>> Begin Material for this task

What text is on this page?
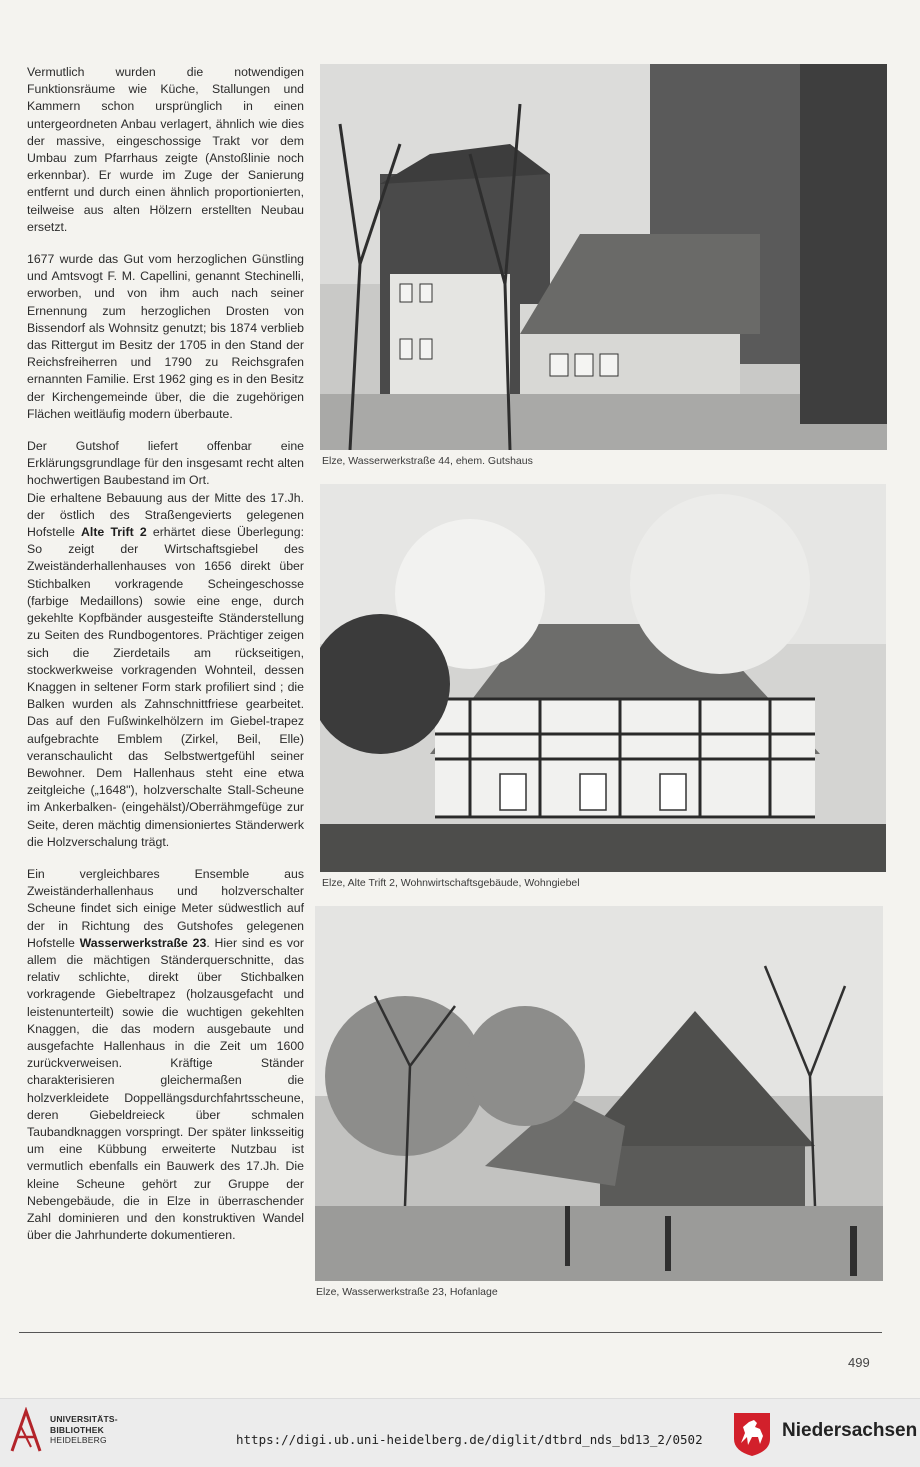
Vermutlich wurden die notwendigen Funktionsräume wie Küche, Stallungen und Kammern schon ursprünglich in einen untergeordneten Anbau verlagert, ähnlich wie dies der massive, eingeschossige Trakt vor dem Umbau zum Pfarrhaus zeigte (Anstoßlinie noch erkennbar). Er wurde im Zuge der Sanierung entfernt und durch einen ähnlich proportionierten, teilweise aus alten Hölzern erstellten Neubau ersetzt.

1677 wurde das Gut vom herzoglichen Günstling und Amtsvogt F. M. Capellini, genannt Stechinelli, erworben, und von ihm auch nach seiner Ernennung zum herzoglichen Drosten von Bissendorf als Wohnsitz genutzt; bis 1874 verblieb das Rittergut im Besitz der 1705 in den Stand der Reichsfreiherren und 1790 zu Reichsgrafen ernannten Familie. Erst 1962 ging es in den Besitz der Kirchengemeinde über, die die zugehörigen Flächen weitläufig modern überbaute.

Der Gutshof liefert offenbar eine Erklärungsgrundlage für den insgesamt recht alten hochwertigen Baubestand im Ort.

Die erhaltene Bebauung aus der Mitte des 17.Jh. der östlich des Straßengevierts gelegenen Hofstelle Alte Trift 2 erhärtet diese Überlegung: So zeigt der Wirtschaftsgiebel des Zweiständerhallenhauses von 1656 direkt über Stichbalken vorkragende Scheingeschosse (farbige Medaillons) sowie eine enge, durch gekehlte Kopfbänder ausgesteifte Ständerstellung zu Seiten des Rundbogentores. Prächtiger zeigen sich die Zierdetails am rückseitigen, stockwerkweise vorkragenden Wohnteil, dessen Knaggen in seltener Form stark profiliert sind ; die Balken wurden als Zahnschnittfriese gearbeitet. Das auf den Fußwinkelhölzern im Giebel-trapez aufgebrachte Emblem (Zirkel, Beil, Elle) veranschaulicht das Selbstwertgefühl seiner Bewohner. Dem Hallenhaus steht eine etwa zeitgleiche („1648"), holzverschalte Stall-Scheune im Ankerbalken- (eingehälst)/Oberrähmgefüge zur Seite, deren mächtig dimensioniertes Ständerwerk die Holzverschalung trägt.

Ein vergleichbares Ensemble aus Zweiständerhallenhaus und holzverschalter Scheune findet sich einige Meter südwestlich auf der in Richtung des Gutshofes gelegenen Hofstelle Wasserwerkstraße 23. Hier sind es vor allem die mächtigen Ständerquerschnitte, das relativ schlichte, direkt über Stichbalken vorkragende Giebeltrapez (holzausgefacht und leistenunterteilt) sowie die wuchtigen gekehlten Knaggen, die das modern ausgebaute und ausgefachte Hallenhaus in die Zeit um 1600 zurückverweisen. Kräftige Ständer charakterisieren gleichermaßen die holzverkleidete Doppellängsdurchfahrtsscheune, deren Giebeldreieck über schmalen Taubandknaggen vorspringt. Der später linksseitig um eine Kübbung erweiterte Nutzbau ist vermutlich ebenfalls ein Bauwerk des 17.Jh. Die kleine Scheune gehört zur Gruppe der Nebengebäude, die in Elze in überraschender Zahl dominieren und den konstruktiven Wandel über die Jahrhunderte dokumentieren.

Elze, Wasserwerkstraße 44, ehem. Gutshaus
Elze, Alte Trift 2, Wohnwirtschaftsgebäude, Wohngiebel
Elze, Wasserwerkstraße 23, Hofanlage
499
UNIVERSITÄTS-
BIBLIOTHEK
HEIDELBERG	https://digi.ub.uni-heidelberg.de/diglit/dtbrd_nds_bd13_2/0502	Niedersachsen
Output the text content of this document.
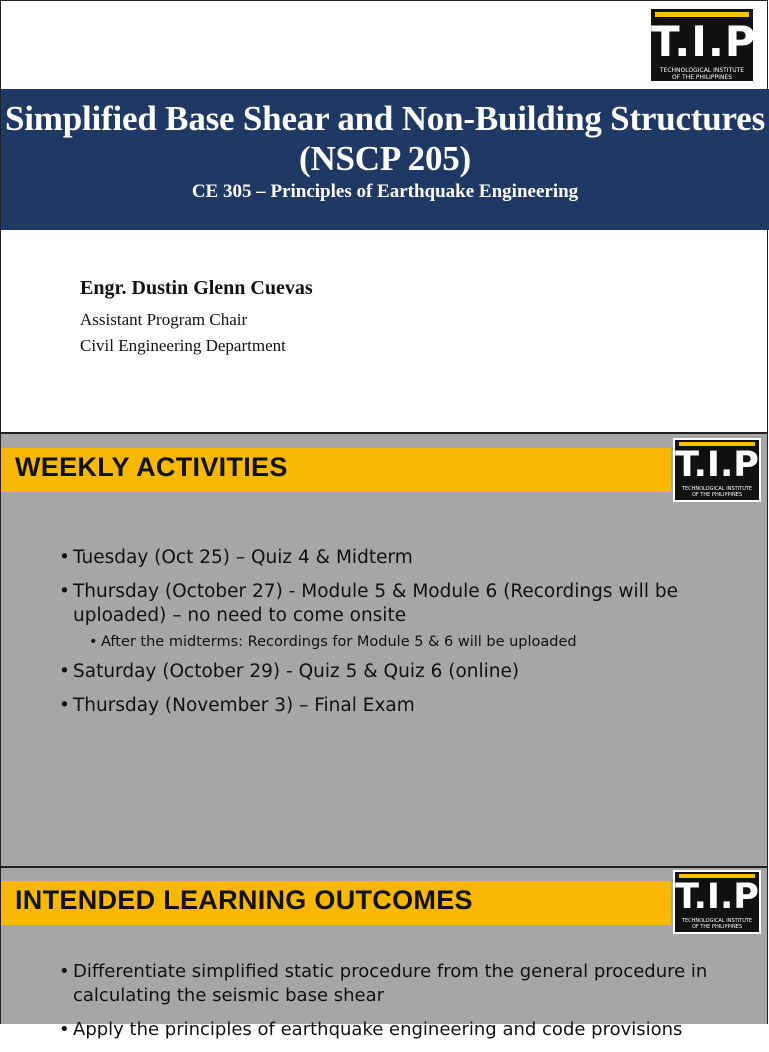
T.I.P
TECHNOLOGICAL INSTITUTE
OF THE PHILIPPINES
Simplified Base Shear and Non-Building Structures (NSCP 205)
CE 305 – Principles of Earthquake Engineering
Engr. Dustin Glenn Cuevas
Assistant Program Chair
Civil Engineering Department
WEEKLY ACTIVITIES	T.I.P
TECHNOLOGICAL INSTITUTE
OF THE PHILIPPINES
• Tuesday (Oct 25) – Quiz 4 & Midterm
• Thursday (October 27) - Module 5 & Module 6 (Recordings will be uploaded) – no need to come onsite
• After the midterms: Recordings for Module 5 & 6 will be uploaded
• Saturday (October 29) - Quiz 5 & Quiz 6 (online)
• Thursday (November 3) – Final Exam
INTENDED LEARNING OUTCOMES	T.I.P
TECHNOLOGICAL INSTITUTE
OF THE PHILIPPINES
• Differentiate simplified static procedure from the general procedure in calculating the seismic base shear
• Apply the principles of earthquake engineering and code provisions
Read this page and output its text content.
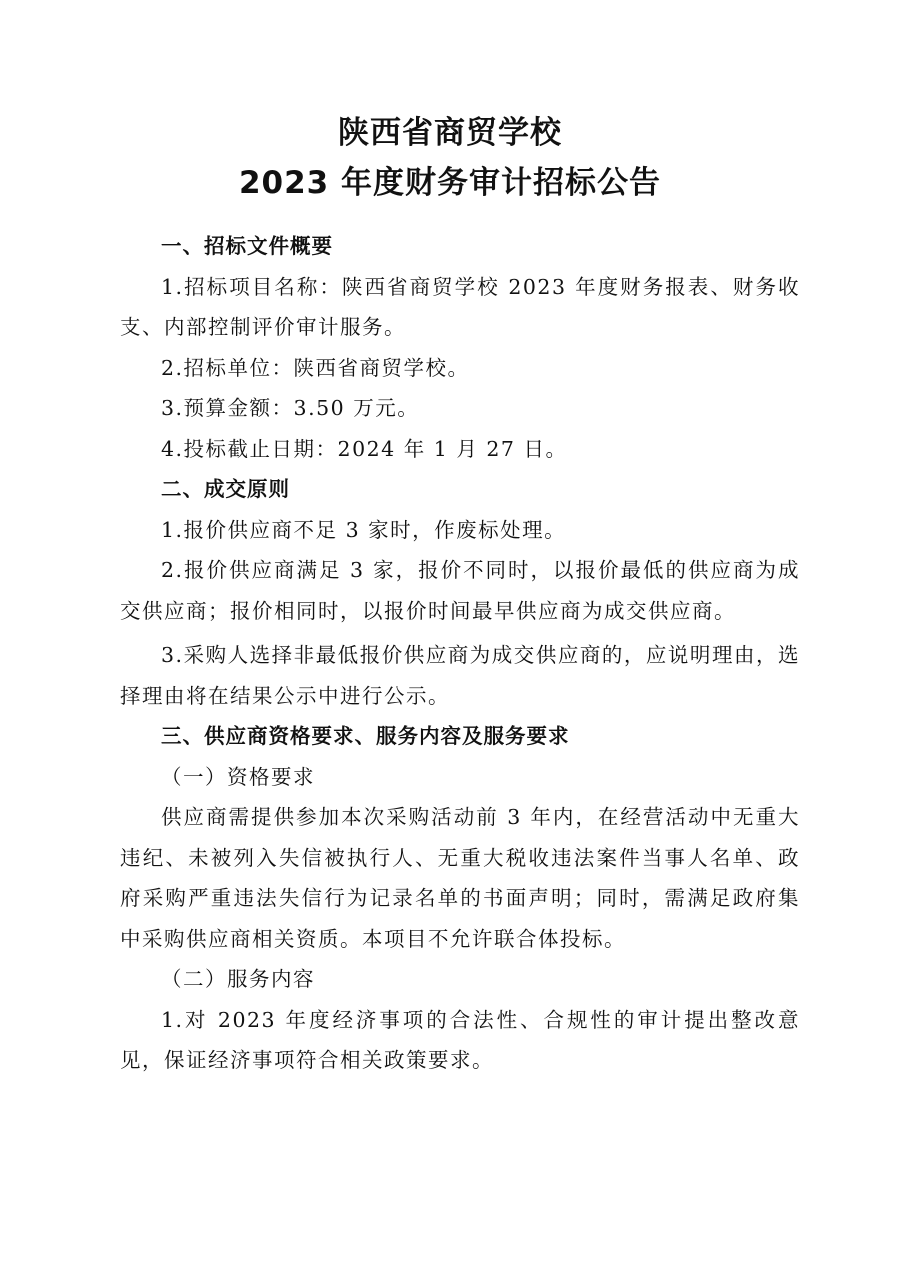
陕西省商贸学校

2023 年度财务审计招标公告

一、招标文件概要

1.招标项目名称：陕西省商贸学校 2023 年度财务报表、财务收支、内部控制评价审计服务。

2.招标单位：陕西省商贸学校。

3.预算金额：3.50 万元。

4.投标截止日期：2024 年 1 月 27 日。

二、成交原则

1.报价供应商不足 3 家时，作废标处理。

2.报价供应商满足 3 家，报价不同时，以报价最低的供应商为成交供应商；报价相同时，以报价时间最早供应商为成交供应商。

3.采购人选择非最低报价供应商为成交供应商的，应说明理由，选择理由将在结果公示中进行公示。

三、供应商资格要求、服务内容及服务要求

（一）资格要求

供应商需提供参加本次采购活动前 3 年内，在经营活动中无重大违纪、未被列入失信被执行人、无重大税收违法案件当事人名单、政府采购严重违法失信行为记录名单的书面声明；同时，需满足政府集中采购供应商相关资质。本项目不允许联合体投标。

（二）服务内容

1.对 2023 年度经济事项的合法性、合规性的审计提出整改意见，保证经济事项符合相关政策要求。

>> End Material for this task

→ **Your task**
Report only how many lines in the entries contain "Thursday".

→ **Exercise solution**
2